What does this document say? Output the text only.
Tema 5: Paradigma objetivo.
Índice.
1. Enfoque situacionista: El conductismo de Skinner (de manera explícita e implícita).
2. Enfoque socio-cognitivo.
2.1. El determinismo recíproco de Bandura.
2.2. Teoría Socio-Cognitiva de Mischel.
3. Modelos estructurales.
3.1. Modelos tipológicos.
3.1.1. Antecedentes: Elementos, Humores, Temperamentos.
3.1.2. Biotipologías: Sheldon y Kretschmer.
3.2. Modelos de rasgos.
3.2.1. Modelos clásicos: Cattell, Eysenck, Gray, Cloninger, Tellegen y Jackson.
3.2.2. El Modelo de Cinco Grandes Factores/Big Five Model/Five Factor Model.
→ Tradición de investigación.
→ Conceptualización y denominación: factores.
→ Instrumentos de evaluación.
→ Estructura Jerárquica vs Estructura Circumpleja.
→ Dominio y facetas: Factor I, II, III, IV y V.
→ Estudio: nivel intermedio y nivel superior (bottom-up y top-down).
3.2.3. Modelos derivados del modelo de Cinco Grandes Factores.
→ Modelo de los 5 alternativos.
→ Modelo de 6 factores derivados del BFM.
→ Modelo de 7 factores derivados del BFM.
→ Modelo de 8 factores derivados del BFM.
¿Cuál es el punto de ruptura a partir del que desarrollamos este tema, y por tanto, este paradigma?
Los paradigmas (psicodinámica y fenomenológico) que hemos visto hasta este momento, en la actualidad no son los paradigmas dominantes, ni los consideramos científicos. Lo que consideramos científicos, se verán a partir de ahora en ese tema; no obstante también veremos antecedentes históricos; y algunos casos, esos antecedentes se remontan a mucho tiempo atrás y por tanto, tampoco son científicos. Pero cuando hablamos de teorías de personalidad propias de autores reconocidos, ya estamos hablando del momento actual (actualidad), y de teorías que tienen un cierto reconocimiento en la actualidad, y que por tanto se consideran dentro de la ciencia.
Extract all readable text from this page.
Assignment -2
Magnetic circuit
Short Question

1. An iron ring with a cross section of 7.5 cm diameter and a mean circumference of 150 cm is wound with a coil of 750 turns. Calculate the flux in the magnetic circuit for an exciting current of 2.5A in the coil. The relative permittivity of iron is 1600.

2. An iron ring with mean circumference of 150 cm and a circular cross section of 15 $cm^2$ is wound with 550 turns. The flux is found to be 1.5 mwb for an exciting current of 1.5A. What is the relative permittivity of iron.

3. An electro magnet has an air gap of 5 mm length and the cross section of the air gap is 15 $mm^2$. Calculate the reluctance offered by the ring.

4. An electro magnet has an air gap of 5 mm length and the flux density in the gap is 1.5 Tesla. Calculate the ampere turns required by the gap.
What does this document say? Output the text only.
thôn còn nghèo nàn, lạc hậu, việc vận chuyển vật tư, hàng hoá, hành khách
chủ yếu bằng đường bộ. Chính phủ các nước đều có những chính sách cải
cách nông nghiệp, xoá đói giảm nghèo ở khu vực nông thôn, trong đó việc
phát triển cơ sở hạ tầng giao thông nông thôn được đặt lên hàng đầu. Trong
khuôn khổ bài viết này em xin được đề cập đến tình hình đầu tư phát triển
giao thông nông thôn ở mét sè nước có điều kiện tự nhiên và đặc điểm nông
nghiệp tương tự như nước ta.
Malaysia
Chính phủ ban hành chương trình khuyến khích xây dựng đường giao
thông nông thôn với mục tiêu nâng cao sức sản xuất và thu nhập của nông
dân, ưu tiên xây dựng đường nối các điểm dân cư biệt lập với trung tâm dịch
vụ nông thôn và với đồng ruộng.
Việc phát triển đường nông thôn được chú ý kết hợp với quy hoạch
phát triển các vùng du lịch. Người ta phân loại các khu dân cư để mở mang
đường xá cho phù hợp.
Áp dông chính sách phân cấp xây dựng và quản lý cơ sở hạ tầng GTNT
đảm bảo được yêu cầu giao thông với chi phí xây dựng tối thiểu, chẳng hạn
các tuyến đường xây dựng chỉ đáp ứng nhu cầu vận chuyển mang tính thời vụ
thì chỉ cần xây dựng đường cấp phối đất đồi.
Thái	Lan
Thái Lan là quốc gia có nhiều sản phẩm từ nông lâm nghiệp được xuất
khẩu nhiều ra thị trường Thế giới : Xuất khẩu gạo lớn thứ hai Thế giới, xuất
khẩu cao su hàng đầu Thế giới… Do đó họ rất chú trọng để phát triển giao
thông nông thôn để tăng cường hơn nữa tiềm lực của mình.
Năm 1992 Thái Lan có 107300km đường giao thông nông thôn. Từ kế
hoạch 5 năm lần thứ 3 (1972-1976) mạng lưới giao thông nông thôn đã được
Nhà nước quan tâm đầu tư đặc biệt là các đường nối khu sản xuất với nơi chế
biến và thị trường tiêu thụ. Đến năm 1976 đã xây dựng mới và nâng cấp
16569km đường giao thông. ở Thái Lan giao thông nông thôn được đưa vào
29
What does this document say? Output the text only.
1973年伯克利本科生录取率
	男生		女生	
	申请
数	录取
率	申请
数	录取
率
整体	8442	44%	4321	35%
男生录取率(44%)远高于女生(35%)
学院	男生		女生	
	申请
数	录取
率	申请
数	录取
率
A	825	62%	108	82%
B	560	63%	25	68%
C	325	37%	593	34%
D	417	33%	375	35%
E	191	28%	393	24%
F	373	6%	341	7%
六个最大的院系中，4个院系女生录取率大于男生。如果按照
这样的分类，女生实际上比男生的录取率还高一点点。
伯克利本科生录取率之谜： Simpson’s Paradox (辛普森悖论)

**What to do:**
Would you write down every record again, exactly?

**Exercise response:**
What does this document say? Output the text only.
Tema 5: Paradigma objetivo.
Índice.
1. Enfoque situacionista: El conductismo de Skinner (de manera explícita e implícita).
2. Enfoque socio-cognitivo.
2.1. El determinismo recíproco de Bandura.
2.2. Teoría Socio-Cognitiva de Mischel.
3. Modelos estructurales.
3.1. Modelos tipológicos.
3.1.1. Antecedentes: Elementos, Humores, Temperamentos.
3.1.2. Biotipologías: Sheldon y Kretschmer.
3.2. Modelos de rasgos.
3.2.1. Modelos clásicos: Cattell, Eysenck, Gray, Cloninger, Tellegen y Jackson.
3.2.2. El Modelo de Cinco Grandes Factores/Big Five Model/Five Factor Model.
→ Tradición de investigación.
→ Conceptualización y denominación: factores.
→ Instrumentos de evaluación.
→ Estructura Jerárquica vs Estructura Circumpleja.
→ Dominio y facetas: Factor I, II, III, IV y V.
→ Estudio: nivel intermedio y nivel superior (bottom-up y top-down).
3.2.3. Modelos derivados del modelo de Cinco Grandes Factores.
→ Modelo de los 5 alternativos.
→ Modelo de 6 factores derivados del BFM.
→ Modelo de 7 factores derivados del BFM.
→ Modelo de 8 factores derivados del BFM.
¿Cuál es el punto de ruptura a partir del que desarrollamos este tema, y por tanto, este paradigma?
Los paradigmas (psicodinámica y fenomenológico) que hemos visto hasta este momento, en la actualidad no son los paradigmas dominantes, ni los consideramos científicos. Lo que consideramos científicos, se verán a partir de ahora en ese tema; no obstante también veremos antecedentes históricos; y algunos casos, esos antecedentes se remontan a mucho tiempo atrás y por tanto, tampoco son científicos. Pero cuando hablamos de teorías de personalidad propias de autores reconocidos, ya estamos hablando del momento actual (actualidad), y de teorías que tienen un cierto reconocimiento en la actualidad, y que por tanto se consideran dentro de la ciencia.
Extract all readable text from this page.
Assignment -2
Magnetic circuit
Short Question

1. An iron ring with a cross section of 7.5 cm diameter and a mean circumference of 150 cm is wound with a coil of 750 turns. Calculate the flux in the magnetic circuit for an exciting current of 2.5A in the coil. The relative permittivity of iron is 1600.

2. An iron ring with mean circumference of 150 cm and a circular cross section of 15 $cm^2$ is wound with 550 turns. The flux is found to be 1.5 mwb for an exciting current of 1.5A. What is the relative permittivity of iron.

3. An electro magnet has an air gap of 5 mm length and the cross section of the air gap is 15 $mm^2$. Calculate the reluctance offered by the ring.

4. An electro magnet has an air gap of 5 mm length and the flux density in the gap is 1.5 Tesla. Calculate the ampere turns required by the gap.
What does this document say? Output the text only.
thôn còn nghèo nàn, lạc hậu, việc vận chuyển vật tư, hàng hoá, hành khách
chủ yếu bằng đường bộ. Chính phủ các nước đều có những chính sách cải
cách nông nghiệp, xoá đói giảm nghèo ở khu vực nông thôn, trong đó việc
phát triển cơ sở hạ tầng giao thông nông thôn được đặt lên hàng đầu. Trong
khuôn khổ bài viết này em xin được đề cập đến tình hình đầu tư phát triển
giao thông nông thôn ở mét sè nước có điều kiện tự nhiên và đặc điểm nông
nghiệp tương tự như nước ta.
Malaysia
Chính phủ ban hành chương trình khuyến khích xây dựng đường giao
thông nông thôn với mục tiêu nâng cao sức sản xuất và thu nhập của nông
dân, ưu tiên xây dựng đường nối các điểm dân cư biệt lập với trung tâm dịch
vụ nông thôn và với đồng ruộng.
Việc phát triển đường nông thôn được chú ý kết hợp với quy hoạch
phát triển các vùng du lịch. Người ta phân loại các khu dân cư để mở mang
đường xá cho phù hợp.
Áp dông chính sách phân cấp xây dựng và quản lý cơ sở hạ tầng GTNT
đảm bảo được yêu cầu giao thông với chi phí xây dựng tối thiểu, chẳng hạn
các tuyến đường xây dựng chỉ đáp ứng nhu cầu vận chuyển mang tính thời vụ
thì chỉ cần xây dựng đường cấp phối đất đồi.
Thái	Lan
Thái Lan là quốc gia có nhiều sản phẩm từ nông lâm nghiệp được xuất
khẩu nhiều ra thị trường Thế giới : Xuất khẩu gạo lớn thứ hai Thế giới, xuất
khẩu cao su hàng đầu Thế giới… Do đó họ rất chú trọng để phát triển giao
thông nông thôn để tăng cường hơn nữa tiềm lực của mình.
Năm 1992 Thái Lan có 107300km đường giao thông nông thôn. Từ kế
hoạch 5 năm lần thứ 3 (1972-1976) mạng lưới giao thông nông thôn đã được
Nhà nước quan tâm đầu tư đặc biệt là các đường nối khu sản xuất với nơi chế
biến và thị trường tiêu thụ. Đến năm 1976 đã xây dựng mới và nâng cấp
16569km đường giao thông. ở Thái Lan giao thông nông thôn được đưa vào
29
What does this document say? Output the text only.
1973年伯克利本科生录取率
	男生		女生	
	申请
数	录取
率	申请
数	录取
率
整体	8442	44%	4321	35%
男生录取率(44%)远高于女生(35%)
学院	男生		女生	
	申请
数	录取
率	申请
数	录取
率
A	825	62%	108	82%
B	560	63%	25	68%
C	325	37%	593	34%
D	417	33%	375	35%
E	191	28%	393	24%
F	373	6%	341	7%
六个最大的院系中，4个院系女生录取率大于男生。如果按照
这样的分类，女生实际上比男生的录取率还高一点点。
伯克利本科生录取率之谜： Simpson’s Paradox (辛普森悖论)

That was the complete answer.